─── EXERCISE INPUT
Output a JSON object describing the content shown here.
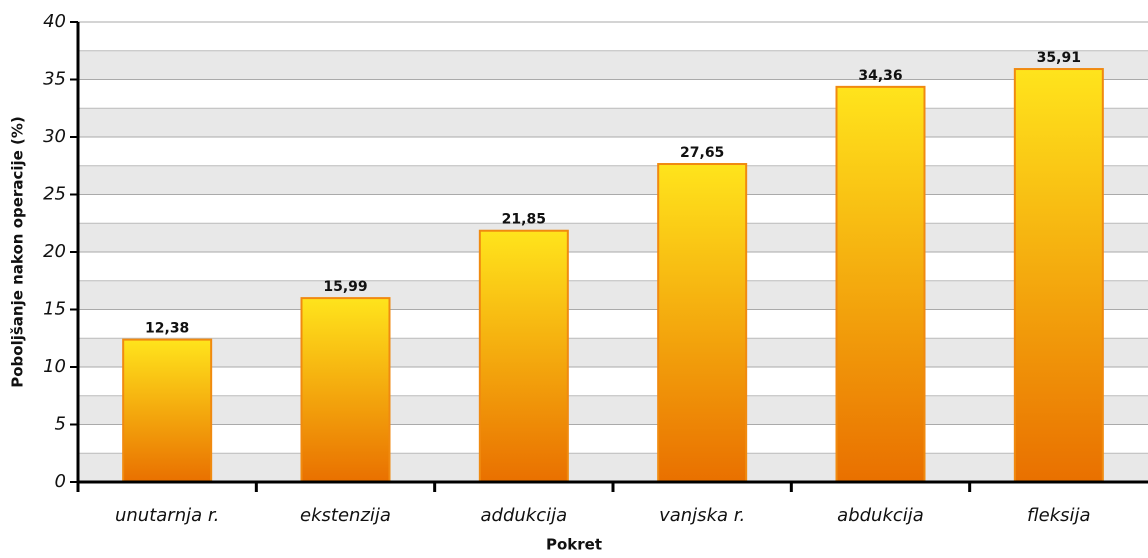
{
  "chart_data": {
    "type": "bar",
    "x_label": "Pokret",
    "y_label": "Poboljšanje nakon operacije (%)",
    "categories": [
      "unutarnja r.",
      "ekstenzija",
      "addukcija",
      "vanjska r.",
      "abdukcija",
      "fleksija"
    ],
    "values": [
      12.38,
      15.99,
      21.85,
      27.65,
      34.36,
      35.91
    ],
    "value_labels": [
      "12,38",
      "15,99",
      "21,85",
      "27,65",
      "34,36",
      "35,91"
    ],
    "color": "#f4a60c",
    "ylim": [
      0,
      40
    ],
    "yticks": [
      0,
      5,
      10,
      15,
      20,
      25,
      30,
      35,
      40
    ],
    "grid": true
  }
}
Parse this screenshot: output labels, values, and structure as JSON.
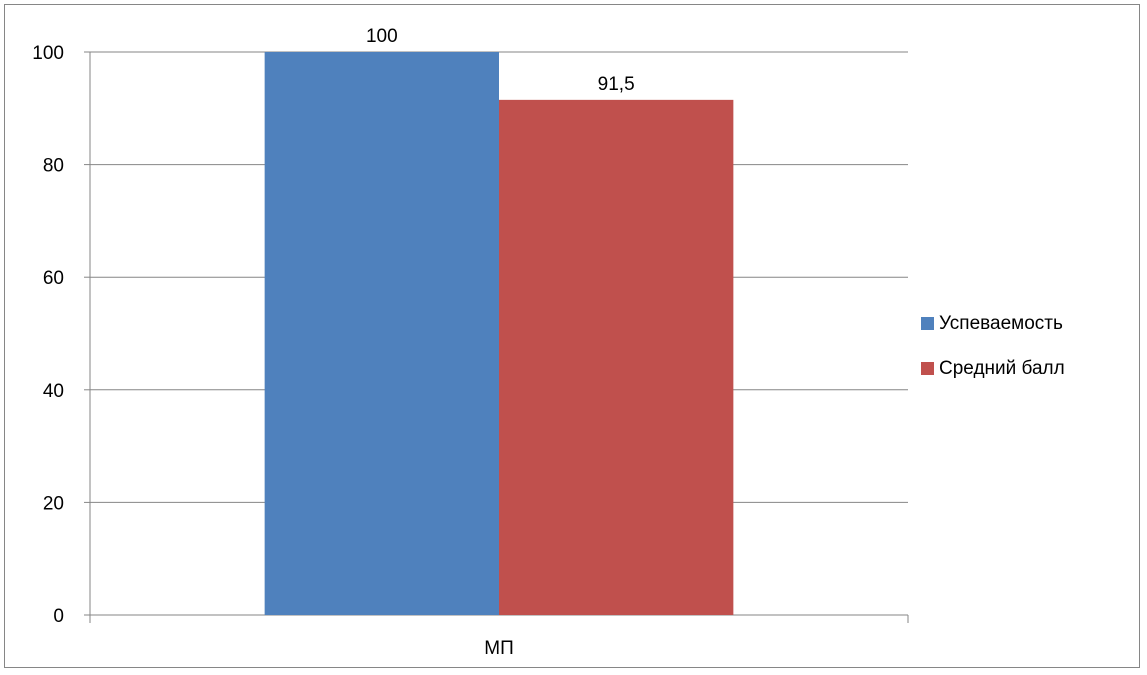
{
  "chart_data": {
    "type": "bar",
    "categories": [
      "МП"
    ],
    "series": [
      {
        "name": "Успеваемость",
        "values": [
          100
        ],
        "color": "#4F81BD",
        "label": "100"
      },
      {
        "name": "Средний балл",
        "values": [
          91.5
        ],
        "color": "#C0504D",
        "label": "91,5"
      }
    ],
    "ylim": [
      0,
      100
    ],
    "yticks": [
      0,
      20,
      40,
      60,
      80,
      100
    ],
    "grid": true,
    "legend": "right",
    "title": "",
    "xlabel": "",
    "ylabel": ""
  }
}
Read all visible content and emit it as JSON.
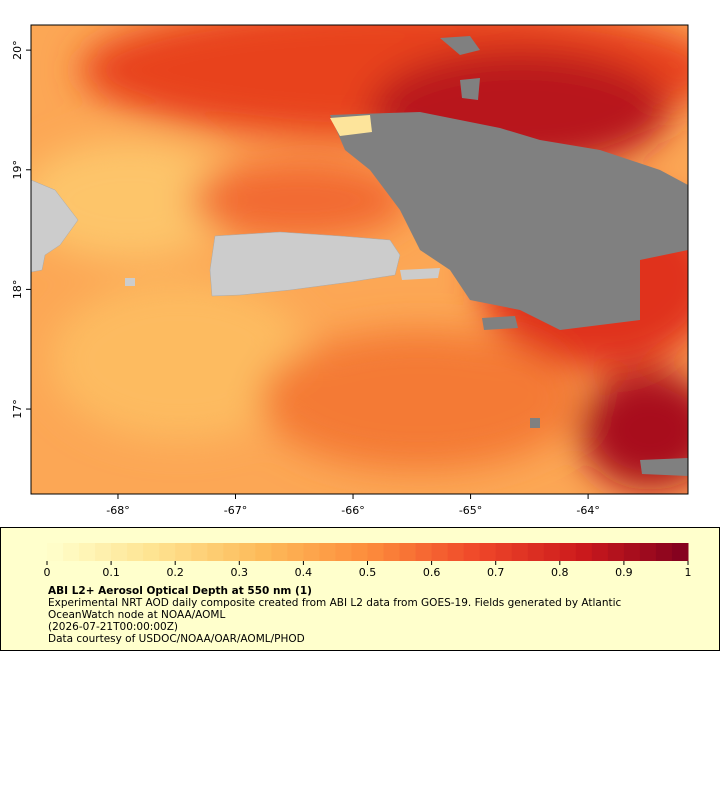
──────
Gather each line from the entries above that includes the word "name".

        "name": "Успеваемость",
        "name": "Средний балл",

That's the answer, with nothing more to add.